Top of Records to use

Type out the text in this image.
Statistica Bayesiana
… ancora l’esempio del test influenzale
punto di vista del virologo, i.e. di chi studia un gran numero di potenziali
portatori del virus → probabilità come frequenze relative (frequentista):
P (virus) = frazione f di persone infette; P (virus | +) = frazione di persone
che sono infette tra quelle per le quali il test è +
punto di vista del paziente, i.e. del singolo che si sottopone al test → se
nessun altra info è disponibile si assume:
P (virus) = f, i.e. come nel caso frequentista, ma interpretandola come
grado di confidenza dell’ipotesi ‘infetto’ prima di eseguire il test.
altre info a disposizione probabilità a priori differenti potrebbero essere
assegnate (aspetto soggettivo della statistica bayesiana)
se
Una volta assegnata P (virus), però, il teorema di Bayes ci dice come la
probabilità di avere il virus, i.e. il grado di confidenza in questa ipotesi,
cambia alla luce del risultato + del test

Bottom of Records to use

Task brief:
The records above need copying again. Keep each word as it is.

Answer to the exercise:
Type out the text in this image.
Statistica Bayesiana
… ancora l’esempio del test influenzale
punto di vista del virologo, i.e. di chi studia un gran numero di potenziali
portatori del virus → probabilità come frequenze relative (frequentista):
P (virus) = frazione f di persone infette; P (virus | +) = frazione di persone
che sono infette tra quelle per le quali il test è +
punto di vista del paziente, i.e. del singolo che si sottopone al test → se
nessun altra info è disponibile si assume:
P (virus) = f, i.e. come nel caso frequentista, ma interpretandola come
grado di confidenza dell’ipotesi ‘infetto’ prima di eseguire il test.
altre info a disposizione probabilità a priori differenti potrebbero essere
assegnate (aspetto soggettivo della statistica bayesiana)
se
Una volta assegnata P (virus), però, il teorema di Bayes ci dice come la
probabilità di avere il virus, i.e. il grado di confidenza in questa ipotesi,
cambia alla luce del risultato + del test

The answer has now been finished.